• [Written instruction]
Write out the listing below without alteration, omitting its pictures.

• [Stored data entries]

-.-.-

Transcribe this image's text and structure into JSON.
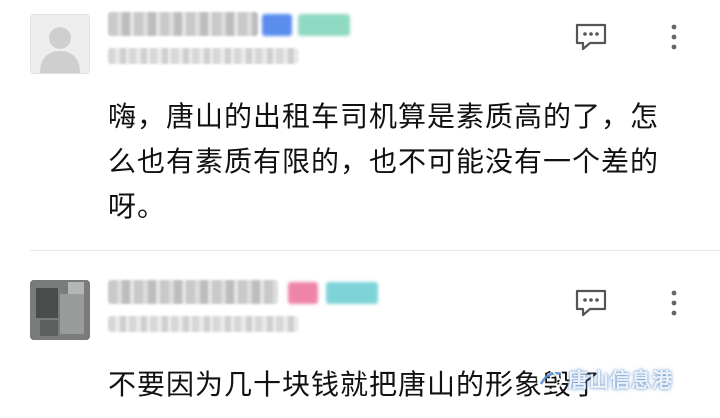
{
  "comments": [
    {
      "username": "",
      "meta": "",
      "badge_colors": [
        "#5b8def",
        "#8fd9c3"
      ],
      "text": "嗨，唐山的出租车司机算是素质高的了，怎么也有素质有限的，也不可能没有一个差的呀。"
    },
    {
      "username": "",
      "meta": "",
      "badge_colors": [
        "#ef86a8",
        "#7ed3d8"
      ],
      "text": "不要因为几十块钱就把唐山的形象毁了"
    }
  ],
  "icons": {
    "comment": "comment-icon",
    "more": "more-vertical-icon",
    "avatar_placeholder": "default-avatar-icon"
  },
  "watermark": {
    "text": "唐山信息港"
  }
}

-.-.-

• [Completed exercise]
Transcribe this image's text and structure into JSON.
{
  "comments": [
    {
      "username": "",
      "meta": "",
      "badge_colors": [
        "#5b8def",
        "#8fd9c3"
      ],
      "text": "嗨，唐山的出租车司机算是素质高的了，怎么也有素质有限的，也不可能没有一个差的呀。"
    },
    {
      "username": "",
      "meta": "",
      "badge_colors": [
        "#ef86a8",
        "#7ed3d8"
      ],
      "text": "不要因为几十块钱就把唐山的形象毁了"
    }
  ],
  "icons": {
    "comment": "comment-icon",
    "more": "more-vertical-icon",
    "avatar_placeholder": "default-avatar-icon"
  },
  "watermark": {
    "text": "唐山信息港"
  }
}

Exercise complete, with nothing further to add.